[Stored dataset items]
━━━

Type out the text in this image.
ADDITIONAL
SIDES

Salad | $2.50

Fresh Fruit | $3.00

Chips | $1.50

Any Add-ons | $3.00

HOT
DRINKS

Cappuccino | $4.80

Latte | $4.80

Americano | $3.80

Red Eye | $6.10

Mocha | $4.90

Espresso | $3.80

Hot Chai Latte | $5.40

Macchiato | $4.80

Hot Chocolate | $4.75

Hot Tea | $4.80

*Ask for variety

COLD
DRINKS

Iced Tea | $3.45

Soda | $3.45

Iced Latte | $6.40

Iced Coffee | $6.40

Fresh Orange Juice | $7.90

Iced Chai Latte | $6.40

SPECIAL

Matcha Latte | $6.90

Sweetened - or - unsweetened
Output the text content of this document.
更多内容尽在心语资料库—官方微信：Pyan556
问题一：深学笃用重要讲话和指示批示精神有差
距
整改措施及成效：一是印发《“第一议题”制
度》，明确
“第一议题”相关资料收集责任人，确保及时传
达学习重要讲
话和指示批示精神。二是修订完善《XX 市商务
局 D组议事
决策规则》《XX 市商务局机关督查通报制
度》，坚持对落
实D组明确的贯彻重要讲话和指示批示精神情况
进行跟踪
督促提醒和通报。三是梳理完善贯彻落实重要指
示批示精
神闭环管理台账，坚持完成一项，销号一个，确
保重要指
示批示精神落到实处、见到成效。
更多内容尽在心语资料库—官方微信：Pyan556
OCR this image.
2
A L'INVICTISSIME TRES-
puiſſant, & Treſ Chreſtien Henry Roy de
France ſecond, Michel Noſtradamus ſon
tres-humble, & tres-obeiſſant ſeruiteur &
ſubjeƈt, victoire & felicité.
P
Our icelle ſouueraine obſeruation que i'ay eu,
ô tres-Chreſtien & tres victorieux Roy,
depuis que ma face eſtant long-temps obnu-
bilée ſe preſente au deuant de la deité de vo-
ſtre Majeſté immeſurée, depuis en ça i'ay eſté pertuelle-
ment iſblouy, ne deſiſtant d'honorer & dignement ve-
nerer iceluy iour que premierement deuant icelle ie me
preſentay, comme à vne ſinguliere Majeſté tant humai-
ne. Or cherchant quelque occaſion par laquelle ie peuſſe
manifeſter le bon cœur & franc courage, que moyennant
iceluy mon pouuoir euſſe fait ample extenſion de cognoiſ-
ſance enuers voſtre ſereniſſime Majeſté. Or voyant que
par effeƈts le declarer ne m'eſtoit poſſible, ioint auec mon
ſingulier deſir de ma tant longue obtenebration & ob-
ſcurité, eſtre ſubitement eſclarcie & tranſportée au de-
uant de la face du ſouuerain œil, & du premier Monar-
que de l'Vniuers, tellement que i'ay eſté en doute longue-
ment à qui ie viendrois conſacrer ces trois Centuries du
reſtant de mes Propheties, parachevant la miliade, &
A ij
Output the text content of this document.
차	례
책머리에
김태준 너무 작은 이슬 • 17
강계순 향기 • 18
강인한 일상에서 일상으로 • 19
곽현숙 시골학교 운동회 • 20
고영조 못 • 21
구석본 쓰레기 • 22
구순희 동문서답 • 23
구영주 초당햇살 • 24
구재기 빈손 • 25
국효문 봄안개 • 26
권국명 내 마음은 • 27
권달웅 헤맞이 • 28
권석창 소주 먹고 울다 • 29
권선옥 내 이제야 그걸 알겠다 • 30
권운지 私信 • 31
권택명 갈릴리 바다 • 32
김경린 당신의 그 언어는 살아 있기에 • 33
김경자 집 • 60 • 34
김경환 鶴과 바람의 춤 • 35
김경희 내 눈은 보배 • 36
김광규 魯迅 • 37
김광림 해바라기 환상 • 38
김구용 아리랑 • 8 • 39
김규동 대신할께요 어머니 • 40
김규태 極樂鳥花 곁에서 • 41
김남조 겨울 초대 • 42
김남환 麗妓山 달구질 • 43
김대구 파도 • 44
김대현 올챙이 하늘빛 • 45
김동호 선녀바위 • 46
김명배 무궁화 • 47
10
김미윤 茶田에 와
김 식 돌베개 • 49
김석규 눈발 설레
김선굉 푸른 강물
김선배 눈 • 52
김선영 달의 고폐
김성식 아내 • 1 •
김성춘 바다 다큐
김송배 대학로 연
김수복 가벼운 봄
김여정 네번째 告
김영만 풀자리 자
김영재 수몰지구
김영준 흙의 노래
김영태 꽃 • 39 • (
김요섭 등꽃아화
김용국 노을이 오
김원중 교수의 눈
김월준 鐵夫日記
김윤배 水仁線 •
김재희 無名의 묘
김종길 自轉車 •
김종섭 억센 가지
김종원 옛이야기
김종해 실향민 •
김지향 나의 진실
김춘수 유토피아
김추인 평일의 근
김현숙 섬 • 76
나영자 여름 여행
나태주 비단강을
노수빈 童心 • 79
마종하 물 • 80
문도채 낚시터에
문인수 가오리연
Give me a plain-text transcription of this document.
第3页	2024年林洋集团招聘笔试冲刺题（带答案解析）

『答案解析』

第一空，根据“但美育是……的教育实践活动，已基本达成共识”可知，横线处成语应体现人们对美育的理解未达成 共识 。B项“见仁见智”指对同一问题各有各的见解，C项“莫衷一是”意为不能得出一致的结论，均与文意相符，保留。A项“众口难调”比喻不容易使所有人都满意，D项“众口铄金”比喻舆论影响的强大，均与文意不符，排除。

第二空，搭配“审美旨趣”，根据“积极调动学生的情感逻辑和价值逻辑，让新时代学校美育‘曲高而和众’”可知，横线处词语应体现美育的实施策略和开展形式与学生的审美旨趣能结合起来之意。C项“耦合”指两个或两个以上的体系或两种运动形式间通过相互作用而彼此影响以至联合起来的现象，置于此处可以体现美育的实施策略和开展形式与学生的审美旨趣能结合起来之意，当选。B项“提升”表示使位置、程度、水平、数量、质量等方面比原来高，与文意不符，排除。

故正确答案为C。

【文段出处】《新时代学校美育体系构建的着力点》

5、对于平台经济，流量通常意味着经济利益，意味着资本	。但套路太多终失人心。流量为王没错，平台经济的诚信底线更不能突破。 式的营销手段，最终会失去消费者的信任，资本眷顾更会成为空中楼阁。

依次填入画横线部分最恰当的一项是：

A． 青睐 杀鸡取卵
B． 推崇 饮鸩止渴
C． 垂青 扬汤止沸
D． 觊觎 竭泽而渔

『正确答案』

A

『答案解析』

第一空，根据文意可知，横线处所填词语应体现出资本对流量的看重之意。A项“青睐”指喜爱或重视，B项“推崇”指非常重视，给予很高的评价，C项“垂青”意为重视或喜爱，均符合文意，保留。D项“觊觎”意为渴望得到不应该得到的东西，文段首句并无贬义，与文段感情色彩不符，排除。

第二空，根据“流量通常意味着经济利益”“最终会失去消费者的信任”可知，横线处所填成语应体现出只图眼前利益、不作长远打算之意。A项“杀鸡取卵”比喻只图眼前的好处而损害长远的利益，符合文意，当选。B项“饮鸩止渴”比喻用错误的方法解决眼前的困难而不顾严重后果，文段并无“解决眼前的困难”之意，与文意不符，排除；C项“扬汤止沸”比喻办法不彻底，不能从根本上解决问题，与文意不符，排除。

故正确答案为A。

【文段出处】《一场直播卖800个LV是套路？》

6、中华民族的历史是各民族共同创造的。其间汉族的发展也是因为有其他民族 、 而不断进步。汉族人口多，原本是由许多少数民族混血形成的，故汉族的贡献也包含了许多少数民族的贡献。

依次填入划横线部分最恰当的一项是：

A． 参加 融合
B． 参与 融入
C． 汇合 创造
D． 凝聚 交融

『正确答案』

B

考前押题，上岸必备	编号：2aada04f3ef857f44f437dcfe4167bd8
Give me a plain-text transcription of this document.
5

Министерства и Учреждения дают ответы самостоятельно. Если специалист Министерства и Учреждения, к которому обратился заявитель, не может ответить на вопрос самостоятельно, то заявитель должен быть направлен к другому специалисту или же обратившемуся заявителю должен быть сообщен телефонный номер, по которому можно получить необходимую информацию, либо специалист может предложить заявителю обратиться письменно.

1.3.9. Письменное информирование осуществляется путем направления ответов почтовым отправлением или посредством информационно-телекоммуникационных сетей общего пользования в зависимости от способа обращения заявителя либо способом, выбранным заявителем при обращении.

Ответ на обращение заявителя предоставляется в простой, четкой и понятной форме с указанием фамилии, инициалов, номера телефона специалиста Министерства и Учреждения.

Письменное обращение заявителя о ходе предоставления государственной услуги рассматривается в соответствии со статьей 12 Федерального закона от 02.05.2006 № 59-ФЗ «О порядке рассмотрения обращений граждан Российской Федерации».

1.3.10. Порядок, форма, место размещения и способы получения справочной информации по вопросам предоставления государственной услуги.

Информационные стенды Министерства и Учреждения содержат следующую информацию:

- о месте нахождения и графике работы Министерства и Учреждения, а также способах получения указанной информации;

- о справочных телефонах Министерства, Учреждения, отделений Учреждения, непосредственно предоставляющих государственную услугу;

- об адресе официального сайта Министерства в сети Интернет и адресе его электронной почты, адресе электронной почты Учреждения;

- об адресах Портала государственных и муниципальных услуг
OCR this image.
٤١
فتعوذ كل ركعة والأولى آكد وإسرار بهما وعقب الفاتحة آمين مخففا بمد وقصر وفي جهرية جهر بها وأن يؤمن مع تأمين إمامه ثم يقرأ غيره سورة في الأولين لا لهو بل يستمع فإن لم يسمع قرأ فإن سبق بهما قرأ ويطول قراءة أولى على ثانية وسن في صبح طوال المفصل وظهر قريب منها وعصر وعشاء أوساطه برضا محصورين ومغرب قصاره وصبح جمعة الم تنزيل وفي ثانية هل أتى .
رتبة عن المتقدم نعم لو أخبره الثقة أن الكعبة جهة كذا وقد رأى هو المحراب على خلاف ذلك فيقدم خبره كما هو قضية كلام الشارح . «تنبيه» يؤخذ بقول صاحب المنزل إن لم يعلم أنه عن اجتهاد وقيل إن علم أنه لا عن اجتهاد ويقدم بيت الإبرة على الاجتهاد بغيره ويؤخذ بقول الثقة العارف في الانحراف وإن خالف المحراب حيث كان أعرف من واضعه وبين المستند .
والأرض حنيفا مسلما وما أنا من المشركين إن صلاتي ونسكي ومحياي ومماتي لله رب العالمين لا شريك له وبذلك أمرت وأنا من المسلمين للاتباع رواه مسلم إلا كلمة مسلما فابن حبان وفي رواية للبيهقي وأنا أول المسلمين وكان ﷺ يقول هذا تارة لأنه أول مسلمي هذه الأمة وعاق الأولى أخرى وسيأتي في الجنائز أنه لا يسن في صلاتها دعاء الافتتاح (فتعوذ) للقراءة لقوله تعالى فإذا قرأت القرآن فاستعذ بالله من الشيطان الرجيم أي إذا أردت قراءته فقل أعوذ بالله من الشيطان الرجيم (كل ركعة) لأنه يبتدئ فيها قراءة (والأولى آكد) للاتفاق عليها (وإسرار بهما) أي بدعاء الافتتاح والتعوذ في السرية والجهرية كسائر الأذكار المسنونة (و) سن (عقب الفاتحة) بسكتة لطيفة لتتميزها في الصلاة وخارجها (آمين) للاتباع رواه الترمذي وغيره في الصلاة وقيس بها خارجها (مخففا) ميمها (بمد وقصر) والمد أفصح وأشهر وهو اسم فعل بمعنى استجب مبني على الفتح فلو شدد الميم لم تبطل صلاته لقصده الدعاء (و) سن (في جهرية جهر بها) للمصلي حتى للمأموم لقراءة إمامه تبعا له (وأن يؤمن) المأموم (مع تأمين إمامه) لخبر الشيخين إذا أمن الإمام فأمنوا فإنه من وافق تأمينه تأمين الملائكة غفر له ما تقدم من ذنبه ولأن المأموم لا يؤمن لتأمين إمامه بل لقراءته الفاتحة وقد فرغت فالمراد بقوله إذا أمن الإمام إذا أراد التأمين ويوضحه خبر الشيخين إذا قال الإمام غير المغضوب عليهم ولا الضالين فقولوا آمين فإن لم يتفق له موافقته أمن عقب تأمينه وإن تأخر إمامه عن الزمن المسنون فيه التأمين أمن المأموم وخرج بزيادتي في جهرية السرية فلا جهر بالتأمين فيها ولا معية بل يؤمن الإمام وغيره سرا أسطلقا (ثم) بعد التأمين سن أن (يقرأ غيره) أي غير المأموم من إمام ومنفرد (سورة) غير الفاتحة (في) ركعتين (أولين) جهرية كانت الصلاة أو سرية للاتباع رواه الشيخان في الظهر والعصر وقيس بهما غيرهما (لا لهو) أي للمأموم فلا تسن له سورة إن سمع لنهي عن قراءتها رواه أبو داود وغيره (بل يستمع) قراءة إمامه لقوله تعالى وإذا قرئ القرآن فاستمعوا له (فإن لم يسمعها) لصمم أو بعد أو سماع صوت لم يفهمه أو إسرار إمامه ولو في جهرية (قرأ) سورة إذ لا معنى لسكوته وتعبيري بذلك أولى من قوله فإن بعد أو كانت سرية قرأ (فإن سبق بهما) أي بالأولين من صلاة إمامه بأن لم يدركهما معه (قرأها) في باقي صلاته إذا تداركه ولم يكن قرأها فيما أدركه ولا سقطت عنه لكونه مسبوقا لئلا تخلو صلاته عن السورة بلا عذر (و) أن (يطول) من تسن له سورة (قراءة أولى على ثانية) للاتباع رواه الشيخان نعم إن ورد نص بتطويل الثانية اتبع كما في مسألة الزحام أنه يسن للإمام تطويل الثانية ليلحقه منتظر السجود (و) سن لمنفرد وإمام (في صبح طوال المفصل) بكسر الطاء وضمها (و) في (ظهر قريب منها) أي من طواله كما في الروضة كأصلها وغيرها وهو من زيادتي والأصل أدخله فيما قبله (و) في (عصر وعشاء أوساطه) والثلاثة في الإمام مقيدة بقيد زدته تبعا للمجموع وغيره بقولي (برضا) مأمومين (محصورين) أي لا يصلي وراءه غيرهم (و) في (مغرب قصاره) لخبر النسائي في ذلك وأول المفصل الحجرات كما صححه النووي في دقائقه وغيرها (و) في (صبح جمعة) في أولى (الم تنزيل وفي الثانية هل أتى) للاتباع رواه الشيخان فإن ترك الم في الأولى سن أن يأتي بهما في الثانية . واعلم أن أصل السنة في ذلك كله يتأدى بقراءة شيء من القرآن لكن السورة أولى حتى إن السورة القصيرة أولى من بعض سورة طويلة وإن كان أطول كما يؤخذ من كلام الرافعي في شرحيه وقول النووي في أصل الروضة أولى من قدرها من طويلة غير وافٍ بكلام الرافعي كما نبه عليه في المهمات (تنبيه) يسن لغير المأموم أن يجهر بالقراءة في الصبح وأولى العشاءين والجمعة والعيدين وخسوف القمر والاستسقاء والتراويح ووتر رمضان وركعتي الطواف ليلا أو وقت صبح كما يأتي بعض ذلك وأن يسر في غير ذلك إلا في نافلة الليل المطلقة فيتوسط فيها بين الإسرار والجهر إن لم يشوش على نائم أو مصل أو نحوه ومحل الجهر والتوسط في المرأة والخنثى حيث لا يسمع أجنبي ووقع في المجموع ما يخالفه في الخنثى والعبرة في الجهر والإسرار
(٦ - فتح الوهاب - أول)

━━━

• _Exercise requirements_:
Wherever the string "обращение" appears in the entries above, list that line.

• _Written answer_:
Ответ на обращение заявителя предоставляется в простой, четкой и понятной форме с указанием фамилии, инициалов, номера телефона специалиста Министерства и Учреждения.
Письменное обращение заявителя о ходе предоставления государственной услуги рассматривается в соответствии со статьей 12 Федерального закона от 02.05.2006 № 59-ФЗ «О порядке рассмотрения обращений граждан Российской Федерации».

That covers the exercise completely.